• [TASK TO COMPLETE] All of the lines below are to be printed again exactly; images are excluded from the output.

• [SOURCE DATA]
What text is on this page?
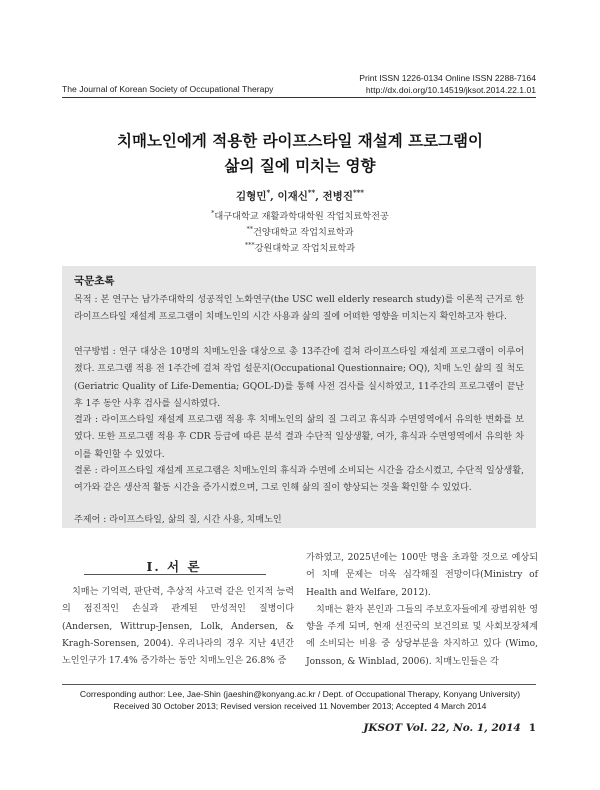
Print ISSN 1226-0134 Online ISSN 2288-7164
http://dx.doi.org/10.14519/jksot.2014.22.1.01
The Journal of Korean Society of Occupational Therapy
치매노인에게 적용한 라이프스타일 재설계 프로그램이
삶의 질에 미치는 영향
김형민*, 이재신**, 전병진***
*대구대학교 재활과학대학원 작업치료학전공
**건양대학교 작업치료학과
***강원대학교 작업치료학과
국문초록
목적 : 본 연구는 남가주대학의 성공적인 노화연구(the USC well elderly research study)를 이론적 근거로 한 라이프스타일 재설계 프로그램이 치매노인의 시간 사용과 삶의 질에 어떠한 영향을 미치는지 확인하고자 한다.
연구방법 : 연구 대상은 10명의 치매노인을 대상으로 총 13주간에 걸쳐 라이프스타일 재설계 프로그램이 이루어졌다. 프로그램 적용 전 1주간에 걸쳐 작업 설문지(Occupational Questionnaire; OQ), 치매 노인 삶의 질 척도(Geriatric Quality of Life-Dementia; GQOL-D)를 통해 사전 검사를 실시하였고, 11주간의 프로그램이 끝난 후 1주 동안 사후 검사를 실시하였다.
결과 : 라이프스타일 재설계 프로그램 적용 후 치매노인의 삶의 질 그리고 휴식과 수면영역에서 유의한 변화를 보였다. 또한 프로그램 적용 후 CDR 등급에 따른 분석 결과 수단적 일상생활, 여가, 휴식과 수면영역에서 유의한 차이를 확인할 수 있었다.
결론 : 라이프스타일 재설계 프로그램은 치매노인의 휴식과 수면에 소비되는 시간을 감소시켰고, 수단적 일상생활, 여가와 같은 생산적 활동 시간을 증가시켰으며, 그로 인해 삶의 질이 향상되는 것을 확인할 수 있었다.
주제어 : 라이프스타일, 삶의 질, 시간 사용, 치매노인
Ⅰ. 서 론

치매는 기억력, 판단력, 추상적 사고력 같은 인지적 능력의 점진적인 손실과 관계된 만성적인 질병이다 (Andersen, Wittrup-Jensen, Lolk, Andersen, & Kragh-Sorensen, 2004). 우리나라의 경우 지난 4년간 노인인구가 17.4% 증가하는 동안 치매노인은 26.8% 증

가하였고, 2025년에는 100만 명을 초과할 것으로 예상되어 치매 문제는 더욱 심각해질 전망이다(Ministry of Health and Welfare, 2012).

치매는 환자 본인과 그들의 주보호자들에게 광범위한 영향을 주게 되며, 현재 선진국의 보건의료 및 사회보장체계에 소비되는 비용 중 상당부분을 차지하고 있다 (Wimo, Jonsson, & Winblad, 2006). 치매노인들은 각

Corresponding author: Lee, Jae-Shin (jaeshin@konyang.ac.kr / Dept. of Occupational Therapy, Konyang University)
Received 30 October 2013; Revised version received 11 November 2013; Accepted 4 March 2014
JKSOT Vol. 22, No. 1, 2014 1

• [FINISHED EXERCISE]
What text is on this page?
Print ISSN 1226-0134 Online ISSN 2288-7164
http://dx.doi.org/10.14519/jksot.2014.22.1.01
The Journal of Korean Society of Occupational Therapy
치매노인에게 적용한 라이프스타일 재설계 프로그램이
삶의 질에 미치는 영향
김형민*, 이재신**, 전병진***
*대구대학교 재활과학대학원 작업치료학전공
**건양대학교 작업치료학과
***강원대학교 작업치료학과
국문초록
목적 : 본 연구는 남가주대학의 성공적인 노화연구(the USC well elderly research study)를 이론적 근거로 한 라이프스타일 재설계 프로그램이 치매노인의 시간 사용과 삶의 질에 어떠한 영향을 미치는지 확인하고자 한다.
연구방법 : 연구 대상은 10명의 치매노인을 대상으로 총 13주간에 걸쳐 라이프스타일 재설계 프로그램이 이루어졌다. 프로그램 적용 전 1주간에 걸쳐 작업 설문지(Occupational Questionnaire; OQ), 치매 노인 삶의 질 척도(Geriatric Quality of Life-Dementia; GQOL-D)를 통해 사전 검사를 실시하였고, 11주간의 프로그램이 끝난 후 1주 동안 사후 검사를 실시하였다.
결과 : 라이프스타일 재설계 프로그램 적용 후 치매노인의 삶의 질 그리고 휴식과 수면영역에서 유의한 변화를 보였다. 또한 프로그램 적용 후 CDR 등급에 따른 분석 결과 수단적 일상생활, 여가, 휴식과 수면영역에서 유의한 차이를 확인할 수 있었다.
결론 : 라이프스타일 재설계 프로그램은 치매노인의 휴식과 수면에 소비되는 시간을 감소시켰고, 수단적 일상생활, 여가와 같은 생산적 활동 시간을 증가시켰으며, 그로 인해 삶의 질이 향상되는 것을 확인할 수 있었다.
주제어 : 라이프스타일, 삶의 질, 시간 사용, 치매노인
Ⅰ. 서 론

치매는 기억력, 판단력, 추상적 사고력 같은 인지적 능력의 점진적인 손실과 관계된 만성적인 질병이다 (Andersen, Wittrup-Jensen, Lolk, Andersen, & Kragh-Sorensen, 2004). 우리나라의 경우 지난 4년간 노인인구가 17.4% 증가하는 동안 치매노인은 26.8% 증

가하였고, 2025년에는 100만 명을 초과할 것으로 예상되어 치매 문제는 더욱 심각해질 전망이다(Ministry of Health and Welfare, 2012).

치매는 환자 본인과 그들의 주보호자들에게 광범위한 영향을 주게 되며, 현재 선진국의 보건의료 및 사회보장체계에 소비되는 비용 중 상당부분을 차지하고 있다 (Wimo, Jonsson, & Winblad, 2006). 치매노인들은 각

Corresponding author: Lee, Jae-Shin (jaeshin@konyang.ac.kr / Dept. of Occupational Therapy, Konyang University)
Received 30 October 2013; Revised version received 11 November 2013; Accepted 4 March 2014
JKSOT Vol. 22, No. 1, 2014 1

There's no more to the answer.